### Job
In the material below, identify each line bearing the word "Materials". Reproduce those lines.

_____

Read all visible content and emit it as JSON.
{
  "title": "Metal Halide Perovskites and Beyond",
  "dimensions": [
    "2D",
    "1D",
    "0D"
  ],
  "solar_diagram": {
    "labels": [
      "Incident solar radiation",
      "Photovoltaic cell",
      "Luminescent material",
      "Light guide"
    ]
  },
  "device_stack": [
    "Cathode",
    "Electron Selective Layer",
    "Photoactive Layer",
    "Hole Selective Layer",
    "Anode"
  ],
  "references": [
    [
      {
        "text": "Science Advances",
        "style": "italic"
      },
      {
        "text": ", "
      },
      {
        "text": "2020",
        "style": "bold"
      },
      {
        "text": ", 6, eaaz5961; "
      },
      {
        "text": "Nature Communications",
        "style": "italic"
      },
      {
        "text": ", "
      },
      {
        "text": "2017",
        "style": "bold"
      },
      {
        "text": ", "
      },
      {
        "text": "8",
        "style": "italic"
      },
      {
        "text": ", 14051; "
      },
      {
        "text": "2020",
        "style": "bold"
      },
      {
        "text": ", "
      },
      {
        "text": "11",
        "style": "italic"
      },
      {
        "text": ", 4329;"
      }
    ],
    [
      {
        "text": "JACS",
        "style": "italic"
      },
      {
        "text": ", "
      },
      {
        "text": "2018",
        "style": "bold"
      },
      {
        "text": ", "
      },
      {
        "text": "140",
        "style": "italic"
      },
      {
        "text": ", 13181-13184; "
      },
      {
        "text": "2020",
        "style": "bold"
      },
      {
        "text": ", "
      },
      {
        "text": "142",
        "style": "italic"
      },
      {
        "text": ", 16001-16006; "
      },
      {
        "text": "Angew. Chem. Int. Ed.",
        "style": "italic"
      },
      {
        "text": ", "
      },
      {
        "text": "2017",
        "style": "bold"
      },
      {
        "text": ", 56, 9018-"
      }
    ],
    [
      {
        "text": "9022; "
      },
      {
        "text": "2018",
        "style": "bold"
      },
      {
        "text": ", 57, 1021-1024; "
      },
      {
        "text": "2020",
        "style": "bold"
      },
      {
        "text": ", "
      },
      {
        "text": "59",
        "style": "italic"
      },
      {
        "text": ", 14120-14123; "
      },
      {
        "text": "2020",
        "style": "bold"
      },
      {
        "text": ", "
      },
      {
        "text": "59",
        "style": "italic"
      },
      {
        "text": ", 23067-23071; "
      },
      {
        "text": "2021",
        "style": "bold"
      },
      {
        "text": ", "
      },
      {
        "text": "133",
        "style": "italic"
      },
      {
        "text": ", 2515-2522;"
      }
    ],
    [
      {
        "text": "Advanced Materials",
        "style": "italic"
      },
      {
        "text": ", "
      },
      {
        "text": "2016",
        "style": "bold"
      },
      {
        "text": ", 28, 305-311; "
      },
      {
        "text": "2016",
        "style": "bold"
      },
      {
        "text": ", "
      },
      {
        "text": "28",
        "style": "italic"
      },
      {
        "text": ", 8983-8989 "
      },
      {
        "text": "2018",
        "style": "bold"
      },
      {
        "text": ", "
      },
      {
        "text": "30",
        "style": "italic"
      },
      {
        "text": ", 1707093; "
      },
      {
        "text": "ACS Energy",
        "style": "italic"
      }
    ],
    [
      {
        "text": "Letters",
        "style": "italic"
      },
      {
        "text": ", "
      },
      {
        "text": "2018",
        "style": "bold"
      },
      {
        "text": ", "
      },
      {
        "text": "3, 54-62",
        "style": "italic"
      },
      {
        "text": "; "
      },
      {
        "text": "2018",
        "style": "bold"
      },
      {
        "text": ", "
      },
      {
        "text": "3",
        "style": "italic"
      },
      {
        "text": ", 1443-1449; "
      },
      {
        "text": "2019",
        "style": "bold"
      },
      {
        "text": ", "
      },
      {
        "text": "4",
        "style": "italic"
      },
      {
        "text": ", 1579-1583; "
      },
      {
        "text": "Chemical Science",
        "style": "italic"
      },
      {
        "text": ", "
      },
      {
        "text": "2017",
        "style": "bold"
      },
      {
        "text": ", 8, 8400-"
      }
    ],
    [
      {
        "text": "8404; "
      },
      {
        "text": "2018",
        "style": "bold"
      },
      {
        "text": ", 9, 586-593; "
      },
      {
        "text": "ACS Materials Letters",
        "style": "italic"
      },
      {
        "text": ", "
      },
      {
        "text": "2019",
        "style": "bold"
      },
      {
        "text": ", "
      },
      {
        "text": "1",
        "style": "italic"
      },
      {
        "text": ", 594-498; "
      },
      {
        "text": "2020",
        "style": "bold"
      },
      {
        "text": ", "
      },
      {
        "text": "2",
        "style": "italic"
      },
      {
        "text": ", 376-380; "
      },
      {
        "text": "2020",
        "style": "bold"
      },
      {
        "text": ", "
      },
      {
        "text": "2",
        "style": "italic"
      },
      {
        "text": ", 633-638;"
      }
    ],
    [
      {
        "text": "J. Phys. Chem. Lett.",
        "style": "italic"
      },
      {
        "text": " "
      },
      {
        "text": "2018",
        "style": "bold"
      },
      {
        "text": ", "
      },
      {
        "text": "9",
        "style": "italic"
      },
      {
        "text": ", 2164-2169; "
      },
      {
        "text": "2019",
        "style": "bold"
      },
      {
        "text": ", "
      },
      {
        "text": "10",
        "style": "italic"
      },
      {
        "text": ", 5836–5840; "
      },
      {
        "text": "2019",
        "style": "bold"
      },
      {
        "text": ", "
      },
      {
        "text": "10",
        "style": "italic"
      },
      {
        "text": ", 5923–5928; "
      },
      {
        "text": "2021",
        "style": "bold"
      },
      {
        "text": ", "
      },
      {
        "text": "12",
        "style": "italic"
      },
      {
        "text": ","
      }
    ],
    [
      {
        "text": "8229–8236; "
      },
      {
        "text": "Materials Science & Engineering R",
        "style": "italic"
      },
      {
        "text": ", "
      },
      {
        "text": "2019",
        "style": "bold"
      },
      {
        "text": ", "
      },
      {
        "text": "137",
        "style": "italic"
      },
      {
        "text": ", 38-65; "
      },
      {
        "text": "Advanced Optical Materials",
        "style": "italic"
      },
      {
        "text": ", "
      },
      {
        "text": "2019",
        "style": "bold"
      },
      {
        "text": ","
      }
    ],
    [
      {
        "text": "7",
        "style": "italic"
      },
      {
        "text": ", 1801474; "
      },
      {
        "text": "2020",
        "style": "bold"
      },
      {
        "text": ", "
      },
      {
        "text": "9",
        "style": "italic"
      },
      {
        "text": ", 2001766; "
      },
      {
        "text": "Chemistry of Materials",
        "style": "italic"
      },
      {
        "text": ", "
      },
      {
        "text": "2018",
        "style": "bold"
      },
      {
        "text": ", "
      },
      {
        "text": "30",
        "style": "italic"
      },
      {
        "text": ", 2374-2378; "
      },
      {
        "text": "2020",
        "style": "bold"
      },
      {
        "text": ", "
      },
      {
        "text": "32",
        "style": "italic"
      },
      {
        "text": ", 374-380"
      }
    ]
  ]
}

_____

### Exercise result
        "text": "Advanced Materials",
        "text": "ACS Materials Letters",
        "text": "Materials Science & Engineering R",
        "text": "Advanced Optical Materials",
        "text": "Chemistry of Materials",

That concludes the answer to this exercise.